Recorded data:
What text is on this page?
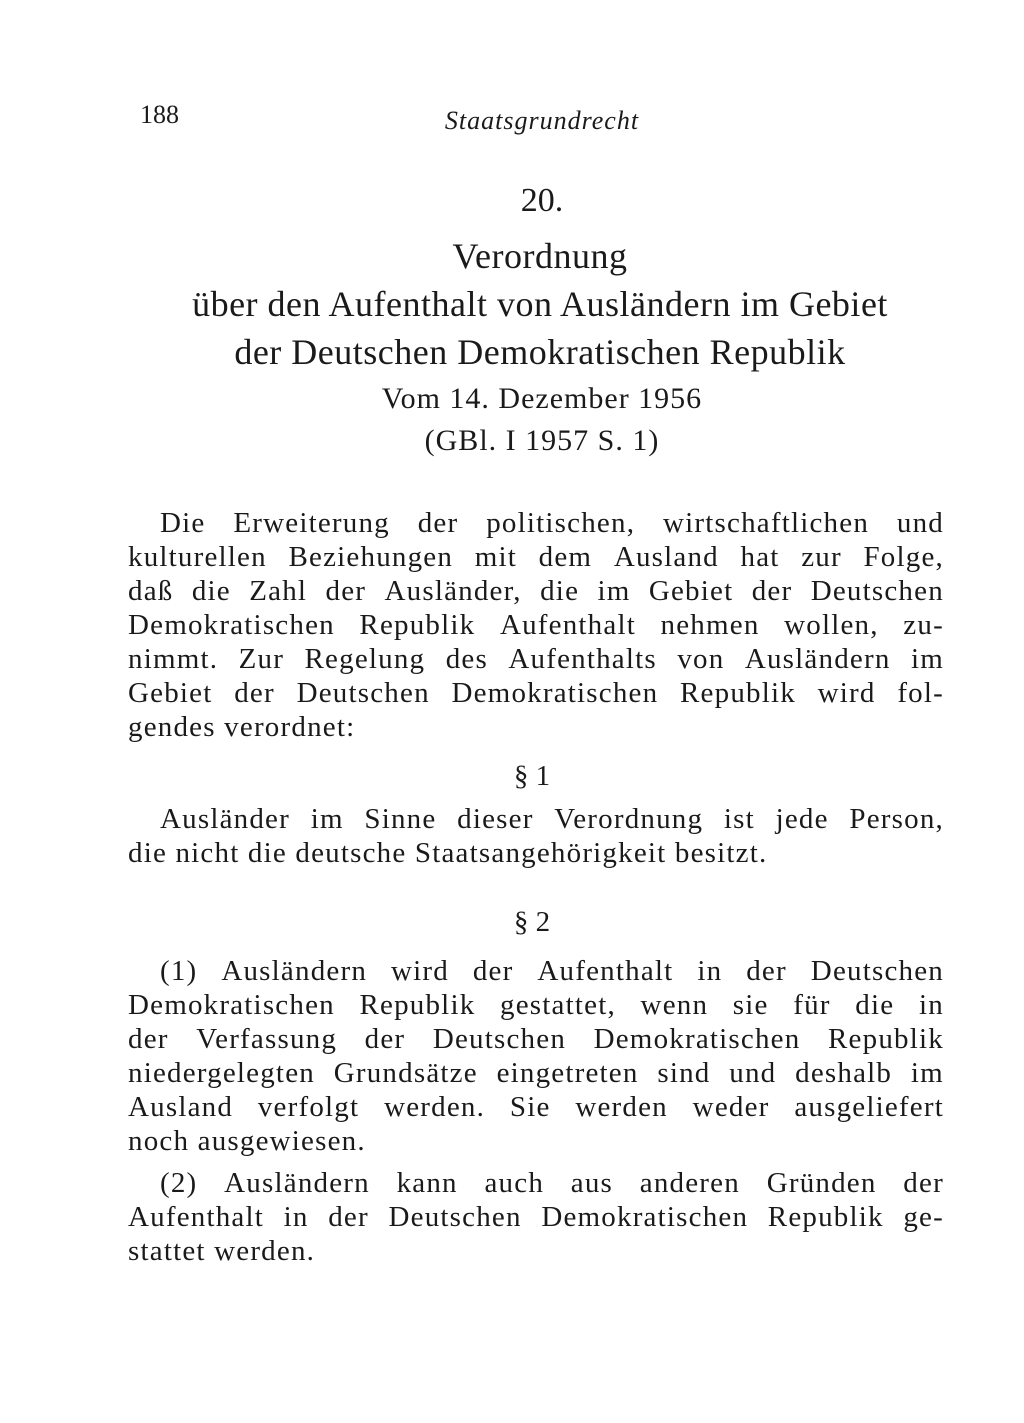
188	Staatsgrundrecht
20.
Verordnung
über den Aufenthalt von Ausländern im Gebiet
der Deutschen Demokratischen Republik
Vom 14. Dezember 1956
(GBl. I 1957 S. 1)
Die Erweiterung der politischen, wirtschaftlichen und
kulturellen Beziehungen mit dem Ausland hat zur Folge,
daß die Zahl der Ausländer, die im Gebiet der Deutschen
Demokratischen Republik Aufenthalt nehmen wollen, zu-
nimmt. Zur Regelung des Aufenthalts von Ausländern im
Gebiet der Deutschen Demokratischen Republik wird fol-
gendes verordnet:
§ 1
Ausländer im Sinne dieser Verordnung ist jede Person,
die nicht die deutsche Staatsangehörigkeit besitzt.
§ 2
(1) Ausländern wird der Aufenthalt in der Deutschen
Demokratischen Republik gestattet, wenn sie für die in
der Verfassung der Deutschen Demokratischen Republik
niedergelegten Grundsätze eingetreten sind und deshalb im
Ausland verfolgt werden. Sie werden weder ausgeliefert
noch ausgewiesen.
(2) Ausländern kann auch aus anderen Gründen der
Aufenthalt in der Deutschen Demokratischen Republik ge-
stattet werden.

## Your instructions
Report only the number of lines in the records that include the word "Verordnung".

## Written solution
2